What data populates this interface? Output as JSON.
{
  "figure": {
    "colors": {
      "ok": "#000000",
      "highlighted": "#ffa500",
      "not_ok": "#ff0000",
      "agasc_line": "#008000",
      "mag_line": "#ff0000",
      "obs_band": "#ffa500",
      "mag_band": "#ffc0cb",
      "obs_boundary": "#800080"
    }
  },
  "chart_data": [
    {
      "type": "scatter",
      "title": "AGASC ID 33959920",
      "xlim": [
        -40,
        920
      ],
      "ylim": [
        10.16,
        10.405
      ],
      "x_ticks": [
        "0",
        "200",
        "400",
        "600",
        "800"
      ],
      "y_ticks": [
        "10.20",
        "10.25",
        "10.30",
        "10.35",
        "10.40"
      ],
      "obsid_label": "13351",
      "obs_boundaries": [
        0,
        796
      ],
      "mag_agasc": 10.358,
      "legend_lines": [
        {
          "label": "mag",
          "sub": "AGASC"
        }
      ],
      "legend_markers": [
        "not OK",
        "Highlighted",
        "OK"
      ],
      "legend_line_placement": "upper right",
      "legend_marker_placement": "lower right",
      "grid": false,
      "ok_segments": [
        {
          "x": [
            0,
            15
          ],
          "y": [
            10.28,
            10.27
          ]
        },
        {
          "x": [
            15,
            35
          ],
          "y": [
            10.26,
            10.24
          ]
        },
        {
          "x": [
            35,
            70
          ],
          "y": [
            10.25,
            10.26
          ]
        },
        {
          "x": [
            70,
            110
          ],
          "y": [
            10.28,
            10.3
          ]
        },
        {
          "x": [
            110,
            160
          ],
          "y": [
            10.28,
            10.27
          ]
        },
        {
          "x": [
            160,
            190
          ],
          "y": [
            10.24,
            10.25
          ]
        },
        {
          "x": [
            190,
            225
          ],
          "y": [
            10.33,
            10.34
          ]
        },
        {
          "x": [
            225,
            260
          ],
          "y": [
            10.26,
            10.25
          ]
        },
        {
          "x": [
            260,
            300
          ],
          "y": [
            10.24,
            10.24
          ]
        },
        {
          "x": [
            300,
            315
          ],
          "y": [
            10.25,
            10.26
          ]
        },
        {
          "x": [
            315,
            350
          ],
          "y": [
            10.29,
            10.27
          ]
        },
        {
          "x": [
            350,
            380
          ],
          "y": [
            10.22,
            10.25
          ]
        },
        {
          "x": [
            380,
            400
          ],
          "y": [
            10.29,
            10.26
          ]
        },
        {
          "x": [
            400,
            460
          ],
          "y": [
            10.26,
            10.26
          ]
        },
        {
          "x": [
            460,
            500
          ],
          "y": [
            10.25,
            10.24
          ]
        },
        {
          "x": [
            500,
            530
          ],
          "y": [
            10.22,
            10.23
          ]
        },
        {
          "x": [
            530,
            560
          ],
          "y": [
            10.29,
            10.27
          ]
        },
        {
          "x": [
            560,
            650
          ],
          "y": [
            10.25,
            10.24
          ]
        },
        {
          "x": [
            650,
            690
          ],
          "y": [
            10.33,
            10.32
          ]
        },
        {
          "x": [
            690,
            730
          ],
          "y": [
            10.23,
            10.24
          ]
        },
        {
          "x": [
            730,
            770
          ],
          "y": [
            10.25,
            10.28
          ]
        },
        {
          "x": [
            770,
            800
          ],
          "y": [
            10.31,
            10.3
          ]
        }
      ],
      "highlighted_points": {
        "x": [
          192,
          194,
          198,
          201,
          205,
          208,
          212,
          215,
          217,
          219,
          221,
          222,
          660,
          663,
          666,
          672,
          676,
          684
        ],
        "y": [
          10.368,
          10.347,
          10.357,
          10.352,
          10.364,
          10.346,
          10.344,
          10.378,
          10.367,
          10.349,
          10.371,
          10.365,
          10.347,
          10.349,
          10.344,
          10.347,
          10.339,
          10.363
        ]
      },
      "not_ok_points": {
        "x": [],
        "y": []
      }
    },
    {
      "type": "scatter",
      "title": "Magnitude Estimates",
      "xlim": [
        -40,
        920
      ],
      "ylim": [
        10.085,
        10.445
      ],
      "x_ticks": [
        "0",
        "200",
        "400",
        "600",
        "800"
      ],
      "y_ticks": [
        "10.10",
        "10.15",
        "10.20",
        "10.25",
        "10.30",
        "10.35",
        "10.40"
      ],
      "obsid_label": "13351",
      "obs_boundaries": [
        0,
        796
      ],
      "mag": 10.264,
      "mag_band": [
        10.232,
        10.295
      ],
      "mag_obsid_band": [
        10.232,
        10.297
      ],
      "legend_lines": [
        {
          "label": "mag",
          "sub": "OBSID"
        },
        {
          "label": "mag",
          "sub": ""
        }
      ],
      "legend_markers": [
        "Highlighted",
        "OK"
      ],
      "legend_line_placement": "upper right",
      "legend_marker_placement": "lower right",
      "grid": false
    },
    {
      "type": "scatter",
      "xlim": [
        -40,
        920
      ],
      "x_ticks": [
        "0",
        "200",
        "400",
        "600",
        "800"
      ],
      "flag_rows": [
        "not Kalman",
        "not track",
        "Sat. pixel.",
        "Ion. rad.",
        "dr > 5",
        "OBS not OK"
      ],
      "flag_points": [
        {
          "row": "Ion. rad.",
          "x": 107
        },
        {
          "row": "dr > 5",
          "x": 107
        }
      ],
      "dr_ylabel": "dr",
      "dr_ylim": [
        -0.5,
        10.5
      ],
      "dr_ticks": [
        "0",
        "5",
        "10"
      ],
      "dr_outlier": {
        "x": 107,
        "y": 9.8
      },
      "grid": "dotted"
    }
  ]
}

#####

**TASK STATEMENT**
Print the complete listing again, exactly as it stands.

**RESULT OF THE TASK**
What data populates this interface? Output as JSON.
{
  "figure": {
    "colors": {
      "ok": "#000000",
      "highlighted": "#ffa500",
      "not_ok": "#ff0000",
      "agasc_line": "#008000",
      "mag_line": "#ff0000",
      "obs_band": "#ffa500",
      "mag_band": "#ffc0cb",
      "obs_boundary": "#800080"
    }
  },
  "chart_data": [
    {
      "type": "scatter",
      "title": "AGASC ID 33959920",
      "xlim": [
        -40,
        920
      ],
      "ylim": [
        10.16,
        10.405
      ],
      "x_ticks": [
        "0",
        "200",
        "400",
        "600",
        "800"
      ],
      "y_ticks": [
        "10.20",
        "10.25",
        "10.30",
        "10.35",
        "10.40"
      ],
      "obsid_label": "13351",
      "obs_boundaries": [
        0,
        796
      ],
      "mag_agasc": 10.358,
      "legend_lines": [
        {
          "label": "mag",
          "sub": "AGASC"
        }
      ],
      "legend_markers": [
        "not OK",
        "Highlighted",
        "OK"
      ],
      "legend_line_placement": "upper right",
      "legend_marker_placement": "lower right",
      "grid": false,
      "ok_segments": [
        {
          "x": [
            0,
            15
          ],
          "y": [
            10.28,
            10.27
          ]
        },
        {
          "x": [
            15,
            35
          ],
          "y": [
            10.26,
            10.24
          ]
        },
        {
          "x": [
            35,
            70
          ],
          "y": [
            10.25,
            10.26
          ]
        },
        {
          "x": [
            70,
            110
          ],
          "y": [
            10.28,
            10.3
          ]
        },
        {
          "x": [
            110,
            160
          ],
          "y": [
            10.28,
            10.27
          ]
        },
        {
          "x": [
            160,
            190
          ],
          "y": [
            10.24,
            10.25
          ]
        },
        {
          "x": [
            190,
            225
          ],
          "y": [
            10.33,
            10.34
          ]
        },
        {
          "x": [
            225,
            260
          ],
          "y": [
            10.26,
            10.25
          ]
        },
        {
          "x": [
            260,
            300
          ],
          "y": [
            10.24,
            10.24
          ]
        },
        {
          "x": [
            300,
            315
          ],
          "y": [
            10.25,
            10.26
          ]
        },
        {
          "x": [
            315,
            350
          ],
          "y": [
            10.29,
            10.27
          ]
        },
        {
          "x": [
            350,
            380
          ],
          "y": [
            10.22,
            10.25
          ]
        },
        {
          "x": [
            380,
            400
          ],
          "y": [
            10.29,
            10.26
          ]
        },
        {
          "x": [
            400,
            460
          ],
          "y": [
            10.26,
            10.26
          ]
        },
        {
          "x": [
            460,
            500
          ],
          "y": [
            10.25,
            10.24
          ]
        },
        {
          "x": [
            500,
            530
          ],
          "y": [
            10.22,
            10.23
          ]
        },
        {
          "x": [
            530,
            560
          ],
          "y": [
            10.29,
            10.27
          ]
        },
        {
          "x": [
            560,
            650
          ],
          "y": [
            10.25,
            10.24
          ]
        },
        {
          "x": [
            650,
            690
          ],
          "y": [
            10.33,
            10.32
          ]
        },
        {
          "x": [
            690,
            730
          ],
          "y": [
            10.23,
            10.24
          ]
        },
        {
          "x": [
            730,
            770
          ],
          "y": [
            10.25,
            10.28
          ]
        },
        {
          "x": [
            770,
            800
          ],
          "y": [
            10.31,
            10.3
          ]
        }
      ],
      "highlighted_points": {
        "x": [
          192,
          194,
          198,
          201,
          205,
          208,
          212,
          215,
          217,
          219,
          221,
          222,
          660,
          663,
          666,
          672,
          676,
          684
        ],
        "y": [
          10.368,
          10.347,
          10.357,
          10.352,
          10.364,
          10.346,
          10.344,
          10.378,
          10.367,
          10.349,
          10.371,
          10.365,
          10.347,
          10.349,
          10.344,
          10.347,
          10.339,
          10.363
        ]
      },
      "not_ok_points": {
        "x": [],
        "y": []
      }
    },
    {
      "type": "scatter",
      "title": "Magnitude Estimates",
      "xlim": [
        -40,
        920
      ],
      "ylim": [
        10.085,
        10.445
      ],
      "x_ticks": [
        "0",
        "200",
        "400",
        "600",
        "800"
      ],
      "y_ticks": [
        "10.10",
        "10.15",
        "10.20",
        "10.25",
        "10.30",
        "10.35",
        "10.40"
      ],
      "obsid_label": "13351",
      "obs_boundaries": [
        0,
        796
      ],
      "mag": 10.264,
      "mag_band": [
        10.232,
        10.295
      ],
      "mag_obsid_band": [
        10.232,
        10.297
      ],
      "legend_lines": [
        {
          "label": "mag",
          "sub": "OBSID"
        },
        {
          "label": "mag",
          "sub": ""
        }
      ],
      "legend_markers": [
        "Highlighted",
        "OK"
      ],
      "legend_line_placement": "upper right",
      "legend_marker_placement": "lower right",
      "grid": false
    },
    {
      "type": "scatter",
      "xlim": [
        -40,
        920
      ],
      "x_ticks": [
        "0",
        "200",
        "400",
        "600",
        "800"
      ],
      "flag_rows": [
        "not Kalman",
        "not track",
        "Sat. pixel.",
        "Ion. rad.",
        "dr > 5",
        "OBS not OK"
      ],
      "flag_points": [
        {
          "row": "Ion. rad.",
          "x": 107
        },
        {
          "row": "dr > 5",
          "x": 107
        }
      ],
      "dr_ylabel": "dr",
      "dr_ylim": [
        -0.5,
        10.5
      ],
      "dr_ticks": [
        "0",
        "5",
        "10"
      ],
      "dr_outlier": {
        "x": 107,
        "y": 9.8
      },
      "grid": "dotted"
    }
  ]
}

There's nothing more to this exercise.